> _Your instructions_
Reproduce the records from their start through the line containing "cart-total: Rp1264.50 [1383, 84, 1486, 104]", replacing "Explore Now" with "Shop Now" and leaving everything else unchanged.

> _Dataset records_
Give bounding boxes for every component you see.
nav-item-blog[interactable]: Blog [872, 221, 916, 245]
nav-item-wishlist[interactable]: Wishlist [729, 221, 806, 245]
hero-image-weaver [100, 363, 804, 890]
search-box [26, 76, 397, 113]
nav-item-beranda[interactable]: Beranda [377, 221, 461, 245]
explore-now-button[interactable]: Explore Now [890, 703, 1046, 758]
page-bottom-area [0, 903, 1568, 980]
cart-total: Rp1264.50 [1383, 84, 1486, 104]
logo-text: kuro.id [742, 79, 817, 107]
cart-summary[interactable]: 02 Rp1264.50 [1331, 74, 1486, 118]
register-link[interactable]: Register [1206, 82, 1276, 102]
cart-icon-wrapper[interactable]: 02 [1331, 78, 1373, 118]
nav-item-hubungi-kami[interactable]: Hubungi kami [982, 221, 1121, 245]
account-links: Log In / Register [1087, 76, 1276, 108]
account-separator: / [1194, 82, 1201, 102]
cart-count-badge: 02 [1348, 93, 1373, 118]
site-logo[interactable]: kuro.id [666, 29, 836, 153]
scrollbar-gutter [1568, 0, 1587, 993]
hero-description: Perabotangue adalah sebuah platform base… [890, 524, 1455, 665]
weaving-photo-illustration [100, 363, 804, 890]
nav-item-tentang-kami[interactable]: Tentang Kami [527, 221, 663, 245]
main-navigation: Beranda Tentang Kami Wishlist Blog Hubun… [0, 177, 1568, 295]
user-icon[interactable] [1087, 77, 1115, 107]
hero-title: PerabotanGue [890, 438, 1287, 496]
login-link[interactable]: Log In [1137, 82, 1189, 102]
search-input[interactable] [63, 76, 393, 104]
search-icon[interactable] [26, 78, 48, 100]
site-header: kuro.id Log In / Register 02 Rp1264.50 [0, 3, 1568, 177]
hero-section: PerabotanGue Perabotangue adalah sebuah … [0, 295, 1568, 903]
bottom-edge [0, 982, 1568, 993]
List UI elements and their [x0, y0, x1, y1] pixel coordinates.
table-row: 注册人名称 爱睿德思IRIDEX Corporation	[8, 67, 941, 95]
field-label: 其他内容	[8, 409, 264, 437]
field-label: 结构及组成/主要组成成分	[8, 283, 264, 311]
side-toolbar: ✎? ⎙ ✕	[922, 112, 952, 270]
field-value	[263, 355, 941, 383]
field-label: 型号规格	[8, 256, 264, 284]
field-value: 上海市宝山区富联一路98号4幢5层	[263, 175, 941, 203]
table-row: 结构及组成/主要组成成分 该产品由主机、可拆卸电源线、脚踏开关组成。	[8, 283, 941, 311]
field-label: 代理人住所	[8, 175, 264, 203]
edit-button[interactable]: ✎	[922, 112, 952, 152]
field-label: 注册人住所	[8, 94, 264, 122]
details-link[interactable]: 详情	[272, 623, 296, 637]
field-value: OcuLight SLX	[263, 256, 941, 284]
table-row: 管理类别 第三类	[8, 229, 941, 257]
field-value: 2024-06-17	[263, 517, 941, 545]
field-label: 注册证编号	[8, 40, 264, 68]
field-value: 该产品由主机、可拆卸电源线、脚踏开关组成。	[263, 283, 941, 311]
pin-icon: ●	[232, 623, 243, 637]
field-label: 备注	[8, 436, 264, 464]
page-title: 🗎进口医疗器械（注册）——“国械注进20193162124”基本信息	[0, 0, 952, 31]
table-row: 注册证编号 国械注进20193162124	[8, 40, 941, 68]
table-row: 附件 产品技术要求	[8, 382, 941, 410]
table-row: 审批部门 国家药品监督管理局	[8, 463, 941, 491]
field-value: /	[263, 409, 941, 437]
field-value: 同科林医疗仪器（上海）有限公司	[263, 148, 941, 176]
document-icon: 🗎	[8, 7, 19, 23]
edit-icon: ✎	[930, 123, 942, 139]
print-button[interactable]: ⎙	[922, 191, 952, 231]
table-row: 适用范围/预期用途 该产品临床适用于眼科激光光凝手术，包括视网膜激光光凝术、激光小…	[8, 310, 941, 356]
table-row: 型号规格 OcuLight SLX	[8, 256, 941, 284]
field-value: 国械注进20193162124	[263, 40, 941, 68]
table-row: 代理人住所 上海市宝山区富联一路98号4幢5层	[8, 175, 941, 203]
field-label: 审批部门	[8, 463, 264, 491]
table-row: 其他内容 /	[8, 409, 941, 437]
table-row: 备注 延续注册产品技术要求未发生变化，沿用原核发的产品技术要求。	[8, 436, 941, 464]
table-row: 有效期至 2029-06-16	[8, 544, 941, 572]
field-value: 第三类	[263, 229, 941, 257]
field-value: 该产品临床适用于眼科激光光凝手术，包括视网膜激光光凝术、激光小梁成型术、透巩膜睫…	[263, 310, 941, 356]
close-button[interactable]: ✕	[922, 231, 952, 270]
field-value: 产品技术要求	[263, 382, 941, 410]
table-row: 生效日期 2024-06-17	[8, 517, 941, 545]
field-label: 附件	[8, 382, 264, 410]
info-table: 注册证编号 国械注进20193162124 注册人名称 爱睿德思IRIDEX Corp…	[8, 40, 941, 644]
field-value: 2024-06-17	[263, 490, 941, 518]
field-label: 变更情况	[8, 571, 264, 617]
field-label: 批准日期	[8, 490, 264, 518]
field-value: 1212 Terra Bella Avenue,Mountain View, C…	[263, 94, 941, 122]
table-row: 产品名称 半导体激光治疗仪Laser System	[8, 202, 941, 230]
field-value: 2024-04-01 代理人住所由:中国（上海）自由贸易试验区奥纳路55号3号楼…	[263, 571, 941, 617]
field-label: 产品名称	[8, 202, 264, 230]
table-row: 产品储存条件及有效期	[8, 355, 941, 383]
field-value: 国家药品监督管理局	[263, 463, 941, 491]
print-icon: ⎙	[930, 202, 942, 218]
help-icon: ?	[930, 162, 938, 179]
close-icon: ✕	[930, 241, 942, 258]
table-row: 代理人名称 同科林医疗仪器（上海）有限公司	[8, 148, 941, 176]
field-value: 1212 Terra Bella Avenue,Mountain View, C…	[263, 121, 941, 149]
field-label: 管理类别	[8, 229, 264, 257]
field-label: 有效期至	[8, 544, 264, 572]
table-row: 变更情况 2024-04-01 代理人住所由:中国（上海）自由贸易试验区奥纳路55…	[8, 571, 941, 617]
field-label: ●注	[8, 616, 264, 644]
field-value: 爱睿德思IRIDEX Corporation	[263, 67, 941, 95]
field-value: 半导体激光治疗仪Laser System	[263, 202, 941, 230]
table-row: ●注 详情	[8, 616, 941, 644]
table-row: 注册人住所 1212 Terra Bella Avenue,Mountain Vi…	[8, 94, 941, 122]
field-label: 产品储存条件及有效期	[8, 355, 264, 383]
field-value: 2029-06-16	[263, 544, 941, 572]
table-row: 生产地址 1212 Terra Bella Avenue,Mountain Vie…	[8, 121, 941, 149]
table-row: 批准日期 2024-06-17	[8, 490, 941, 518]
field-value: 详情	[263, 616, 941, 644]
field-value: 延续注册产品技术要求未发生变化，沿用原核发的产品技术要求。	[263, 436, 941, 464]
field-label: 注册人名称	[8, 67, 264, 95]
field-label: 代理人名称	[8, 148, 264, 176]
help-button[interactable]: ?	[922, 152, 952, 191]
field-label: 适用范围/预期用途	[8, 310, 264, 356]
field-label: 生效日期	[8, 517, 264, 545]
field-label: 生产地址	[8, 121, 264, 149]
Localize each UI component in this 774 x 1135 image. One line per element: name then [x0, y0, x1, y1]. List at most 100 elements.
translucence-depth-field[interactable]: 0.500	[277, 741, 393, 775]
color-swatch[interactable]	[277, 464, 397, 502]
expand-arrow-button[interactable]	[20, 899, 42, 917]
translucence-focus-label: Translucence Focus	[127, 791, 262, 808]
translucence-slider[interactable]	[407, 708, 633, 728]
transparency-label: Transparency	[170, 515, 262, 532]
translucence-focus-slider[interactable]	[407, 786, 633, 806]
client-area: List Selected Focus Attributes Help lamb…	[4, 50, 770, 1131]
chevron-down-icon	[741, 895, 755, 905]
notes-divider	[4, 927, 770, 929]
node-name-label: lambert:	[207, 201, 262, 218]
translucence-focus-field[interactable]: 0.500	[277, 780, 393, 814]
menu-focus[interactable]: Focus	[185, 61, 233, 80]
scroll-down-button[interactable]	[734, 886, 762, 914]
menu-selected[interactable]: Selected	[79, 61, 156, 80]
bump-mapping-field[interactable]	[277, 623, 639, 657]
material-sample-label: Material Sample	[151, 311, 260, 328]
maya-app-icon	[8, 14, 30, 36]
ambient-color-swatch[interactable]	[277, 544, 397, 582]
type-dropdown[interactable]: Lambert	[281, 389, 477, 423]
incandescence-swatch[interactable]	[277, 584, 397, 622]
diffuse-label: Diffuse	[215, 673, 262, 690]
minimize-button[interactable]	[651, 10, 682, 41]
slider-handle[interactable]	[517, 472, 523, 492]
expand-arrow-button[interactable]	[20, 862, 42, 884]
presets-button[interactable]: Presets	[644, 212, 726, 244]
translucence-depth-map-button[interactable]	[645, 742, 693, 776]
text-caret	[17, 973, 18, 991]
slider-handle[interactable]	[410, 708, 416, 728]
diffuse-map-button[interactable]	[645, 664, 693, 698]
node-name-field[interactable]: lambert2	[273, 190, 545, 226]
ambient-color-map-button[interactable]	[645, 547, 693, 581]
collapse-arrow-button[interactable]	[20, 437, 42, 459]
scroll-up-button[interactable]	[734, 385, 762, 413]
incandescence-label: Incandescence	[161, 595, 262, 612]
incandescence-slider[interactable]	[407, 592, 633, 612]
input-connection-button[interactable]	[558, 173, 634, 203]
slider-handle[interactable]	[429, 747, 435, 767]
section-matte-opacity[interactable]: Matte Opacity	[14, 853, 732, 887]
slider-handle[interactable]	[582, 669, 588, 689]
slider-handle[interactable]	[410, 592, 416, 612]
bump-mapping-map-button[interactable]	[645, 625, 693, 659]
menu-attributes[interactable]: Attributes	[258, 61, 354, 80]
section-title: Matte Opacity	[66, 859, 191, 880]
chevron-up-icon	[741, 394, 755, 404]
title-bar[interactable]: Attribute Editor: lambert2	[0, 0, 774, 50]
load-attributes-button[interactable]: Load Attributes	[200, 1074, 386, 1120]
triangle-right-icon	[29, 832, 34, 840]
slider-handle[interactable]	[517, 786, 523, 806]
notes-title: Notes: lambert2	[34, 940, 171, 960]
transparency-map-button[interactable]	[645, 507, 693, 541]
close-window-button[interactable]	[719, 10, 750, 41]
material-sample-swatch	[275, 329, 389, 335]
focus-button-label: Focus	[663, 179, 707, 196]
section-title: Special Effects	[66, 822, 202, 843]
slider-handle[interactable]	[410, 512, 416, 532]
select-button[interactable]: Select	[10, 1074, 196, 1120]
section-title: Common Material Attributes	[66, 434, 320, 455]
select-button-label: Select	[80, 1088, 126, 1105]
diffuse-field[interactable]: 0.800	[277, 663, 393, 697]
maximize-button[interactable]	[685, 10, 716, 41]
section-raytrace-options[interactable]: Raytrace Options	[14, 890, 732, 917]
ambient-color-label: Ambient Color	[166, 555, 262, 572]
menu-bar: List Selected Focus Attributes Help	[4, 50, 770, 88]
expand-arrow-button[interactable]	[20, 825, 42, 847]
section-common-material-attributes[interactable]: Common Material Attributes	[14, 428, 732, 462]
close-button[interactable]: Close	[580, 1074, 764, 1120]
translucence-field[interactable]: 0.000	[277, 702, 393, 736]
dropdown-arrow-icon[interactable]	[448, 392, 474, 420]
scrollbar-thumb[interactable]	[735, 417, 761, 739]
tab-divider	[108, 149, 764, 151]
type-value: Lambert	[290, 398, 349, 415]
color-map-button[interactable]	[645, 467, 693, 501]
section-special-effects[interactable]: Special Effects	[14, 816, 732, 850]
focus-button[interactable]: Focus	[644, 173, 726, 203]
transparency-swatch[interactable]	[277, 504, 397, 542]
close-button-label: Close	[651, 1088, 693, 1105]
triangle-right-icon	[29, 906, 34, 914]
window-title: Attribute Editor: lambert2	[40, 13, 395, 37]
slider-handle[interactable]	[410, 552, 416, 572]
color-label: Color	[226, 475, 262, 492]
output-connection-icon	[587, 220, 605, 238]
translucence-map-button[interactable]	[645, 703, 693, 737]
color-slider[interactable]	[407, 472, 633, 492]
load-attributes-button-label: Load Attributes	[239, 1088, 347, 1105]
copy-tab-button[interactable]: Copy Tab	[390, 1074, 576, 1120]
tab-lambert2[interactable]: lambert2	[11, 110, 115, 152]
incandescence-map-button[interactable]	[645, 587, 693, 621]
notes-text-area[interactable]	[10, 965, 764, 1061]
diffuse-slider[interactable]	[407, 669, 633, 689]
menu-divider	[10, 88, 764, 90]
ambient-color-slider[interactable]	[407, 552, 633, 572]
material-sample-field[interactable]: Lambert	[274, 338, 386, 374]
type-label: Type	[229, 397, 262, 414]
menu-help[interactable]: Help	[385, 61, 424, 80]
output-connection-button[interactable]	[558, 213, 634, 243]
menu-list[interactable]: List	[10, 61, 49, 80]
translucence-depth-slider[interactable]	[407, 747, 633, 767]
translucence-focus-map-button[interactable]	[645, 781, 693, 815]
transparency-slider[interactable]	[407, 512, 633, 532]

> _Result of this exercise_
Give bounding boxes for every component you see.
nav-item-blog[interactable]: Blog [872, 221, 916, 245]
nav-item-wishlist[interactable]: Wishlist [729, 221, 806, 245]
hero-image-weaver [100, 363, 804, 890]
search-box [26, 76, 397, 113]
nav-item-beranda[interactable]: Beranda [377, 221, 461, 245]
explore-now-button[interactable]: Shop Now [890, 703, 1046, 758]
page-bottom-area [0, 903, 1568, 980]
cart-total: Rp1264.50 [1383, 84, 1486, 104]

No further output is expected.